## YOUR INSTRUCTIONS
Below are some records. Say how many of their lines include the string "content", giving only the number.
::::
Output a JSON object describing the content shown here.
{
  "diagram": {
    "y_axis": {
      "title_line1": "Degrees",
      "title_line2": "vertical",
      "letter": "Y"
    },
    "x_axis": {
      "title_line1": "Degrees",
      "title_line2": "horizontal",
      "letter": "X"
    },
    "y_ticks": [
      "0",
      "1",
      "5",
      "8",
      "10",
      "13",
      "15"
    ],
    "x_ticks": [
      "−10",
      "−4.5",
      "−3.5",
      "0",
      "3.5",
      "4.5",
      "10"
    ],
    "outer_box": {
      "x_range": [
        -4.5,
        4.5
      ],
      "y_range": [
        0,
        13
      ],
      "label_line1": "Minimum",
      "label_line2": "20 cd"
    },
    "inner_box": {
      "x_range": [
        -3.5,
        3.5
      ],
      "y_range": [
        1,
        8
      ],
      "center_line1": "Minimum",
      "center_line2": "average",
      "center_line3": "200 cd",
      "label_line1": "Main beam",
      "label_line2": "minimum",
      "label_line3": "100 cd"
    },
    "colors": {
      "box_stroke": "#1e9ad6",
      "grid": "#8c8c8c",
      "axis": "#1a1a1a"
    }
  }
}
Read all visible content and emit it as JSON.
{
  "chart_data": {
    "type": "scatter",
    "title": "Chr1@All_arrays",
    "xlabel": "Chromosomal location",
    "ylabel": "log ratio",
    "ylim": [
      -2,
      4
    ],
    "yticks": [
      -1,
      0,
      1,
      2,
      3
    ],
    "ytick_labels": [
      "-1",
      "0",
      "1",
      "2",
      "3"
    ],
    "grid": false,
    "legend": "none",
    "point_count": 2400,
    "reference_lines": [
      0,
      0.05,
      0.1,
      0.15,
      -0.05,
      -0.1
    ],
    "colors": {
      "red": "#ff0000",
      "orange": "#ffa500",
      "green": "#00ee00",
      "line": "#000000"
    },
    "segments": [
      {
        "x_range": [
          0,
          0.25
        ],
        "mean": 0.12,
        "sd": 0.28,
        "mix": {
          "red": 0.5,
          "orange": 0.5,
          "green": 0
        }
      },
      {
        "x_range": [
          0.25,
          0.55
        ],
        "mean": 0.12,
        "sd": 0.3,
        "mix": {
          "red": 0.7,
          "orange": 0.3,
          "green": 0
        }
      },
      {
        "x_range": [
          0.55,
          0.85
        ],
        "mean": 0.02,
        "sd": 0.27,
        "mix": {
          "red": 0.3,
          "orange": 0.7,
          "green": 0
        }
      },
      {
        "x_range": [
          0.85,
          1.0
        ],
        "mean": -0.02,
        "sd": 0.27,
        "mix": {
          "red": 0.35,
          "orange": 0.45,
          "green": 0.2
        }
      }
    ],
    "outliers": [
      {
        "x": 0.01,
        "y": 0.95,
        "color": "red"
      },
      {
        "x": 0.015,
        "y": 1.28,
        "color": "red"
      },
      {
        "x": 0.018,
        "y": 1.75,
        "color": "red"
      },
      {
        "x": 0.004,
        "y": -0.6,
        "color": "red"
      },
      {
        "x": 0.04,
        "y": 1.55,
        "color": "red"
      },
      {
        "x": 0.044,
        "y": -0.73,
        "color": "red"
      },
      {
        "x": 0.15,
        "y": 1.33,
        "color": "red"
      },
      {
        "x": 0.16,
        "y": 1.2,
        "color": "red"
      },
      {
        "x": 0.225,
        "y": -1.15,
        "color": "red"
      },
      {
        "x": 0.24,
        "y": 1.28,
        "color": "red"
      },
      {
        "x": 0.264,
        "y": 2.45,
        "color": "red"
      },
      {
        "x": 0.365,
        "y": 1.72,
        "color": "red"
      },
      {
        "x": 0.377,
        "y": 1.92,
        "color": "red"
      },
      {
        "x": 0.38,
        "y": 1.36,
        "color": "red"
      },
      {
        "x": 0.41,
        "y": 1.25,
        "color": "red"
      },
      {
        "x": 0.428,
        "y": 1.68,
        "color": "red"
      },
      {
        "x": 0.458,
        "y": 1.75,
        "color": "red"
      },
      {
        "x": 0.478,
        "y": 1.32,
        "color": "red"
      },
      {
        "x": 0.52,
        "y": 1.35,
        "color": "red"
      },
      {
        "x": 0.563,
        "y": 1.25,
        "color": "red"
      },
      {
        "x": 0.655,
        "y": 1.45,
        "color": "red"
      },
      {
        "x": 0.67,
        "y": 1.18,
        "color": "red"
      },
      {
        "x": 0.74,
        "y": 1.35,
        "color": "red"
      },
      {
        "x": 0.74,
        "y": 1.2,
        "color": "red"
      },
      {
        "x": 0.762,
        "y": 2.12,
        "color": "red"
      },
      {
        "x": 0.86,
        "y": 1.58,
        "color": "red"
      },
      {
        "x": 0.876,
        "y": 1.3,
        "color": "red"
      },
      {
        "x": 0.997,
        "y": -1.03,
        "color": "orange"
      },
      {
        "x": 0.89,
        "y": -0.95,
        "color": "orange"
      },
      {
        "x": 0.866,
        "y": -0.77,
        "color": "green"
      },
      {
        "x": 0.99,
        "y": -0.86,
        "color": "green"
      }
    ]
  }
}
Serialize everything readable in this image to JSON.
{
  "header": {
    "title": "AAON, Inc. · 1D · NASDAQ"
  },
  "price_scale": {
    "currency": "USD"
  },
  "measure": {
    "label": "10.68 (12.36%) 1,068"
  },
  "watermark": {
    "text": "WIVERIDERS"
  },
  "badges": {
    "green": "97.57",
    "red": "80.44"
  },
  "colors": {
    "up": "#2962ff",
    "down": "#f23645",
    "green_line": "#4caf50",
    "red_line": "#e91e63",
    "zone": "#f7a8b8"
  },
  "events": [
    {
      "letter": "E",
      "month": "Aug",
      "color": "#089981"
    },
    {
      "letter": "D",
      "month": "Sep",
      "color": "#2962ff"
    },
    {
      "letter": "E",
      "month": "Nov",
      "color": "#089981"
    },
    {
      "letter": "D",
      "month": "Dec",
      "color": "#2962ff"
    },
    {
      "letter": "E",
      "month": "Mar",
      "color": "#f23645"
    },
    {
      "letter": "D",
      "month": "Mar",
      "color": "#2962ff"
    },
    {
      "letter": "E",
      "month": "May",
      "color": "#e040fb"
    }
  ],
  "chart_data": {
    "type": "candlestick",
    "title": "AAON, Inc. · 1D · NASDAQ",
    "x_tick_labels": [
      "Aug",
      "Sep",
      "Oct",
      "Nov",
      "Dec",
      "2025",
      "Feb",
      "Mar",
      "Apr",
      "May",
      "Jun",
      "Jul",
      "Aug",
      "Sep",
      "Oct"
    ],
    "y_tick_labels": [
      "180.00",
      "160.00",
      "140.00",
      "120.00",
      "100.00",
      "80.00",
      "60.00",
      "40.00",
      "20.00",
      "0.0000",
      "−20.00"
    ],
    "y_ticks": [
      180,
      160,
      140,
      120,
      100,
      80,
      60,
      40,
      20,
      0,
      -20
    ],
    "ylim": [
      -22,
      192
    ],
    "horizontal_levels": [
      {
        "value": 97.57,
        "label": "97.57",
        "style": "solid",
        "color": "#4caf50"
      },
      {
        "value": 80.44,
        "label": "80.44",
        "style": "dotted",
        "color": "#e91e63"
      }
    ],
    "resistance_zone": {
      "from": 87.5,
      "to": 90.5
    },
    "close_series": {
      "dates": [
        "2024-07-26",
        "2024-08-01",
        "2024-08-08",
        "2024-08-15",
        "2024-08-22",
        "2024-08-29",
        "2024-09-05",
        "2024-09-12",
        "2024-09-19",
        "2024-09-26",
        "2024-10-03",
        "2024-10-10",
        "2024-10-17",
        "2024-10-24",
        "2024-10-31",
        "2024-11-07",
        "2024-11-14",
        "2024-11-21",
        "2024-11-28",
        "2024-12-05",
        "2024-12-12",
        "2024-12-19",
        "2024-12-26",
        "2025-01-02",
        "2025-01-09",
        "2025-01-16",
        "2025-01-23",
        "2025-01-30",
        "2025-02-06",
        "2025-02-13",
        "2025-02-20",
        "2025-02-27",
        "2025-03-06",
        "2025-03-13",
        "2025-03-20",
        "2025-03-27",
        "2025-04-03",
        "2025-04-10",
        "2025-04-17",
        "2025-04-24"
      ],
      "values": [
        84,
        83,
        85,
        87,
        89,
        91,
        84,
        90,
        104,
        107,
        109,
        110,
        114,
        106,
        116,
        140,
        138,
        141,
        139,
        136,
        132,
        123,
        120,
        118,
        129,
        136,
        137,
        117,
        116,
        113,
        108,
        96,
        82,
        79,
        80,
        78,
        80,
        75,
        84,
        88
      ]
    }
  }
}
::::
## OUTPUT FOR THIS TASK
2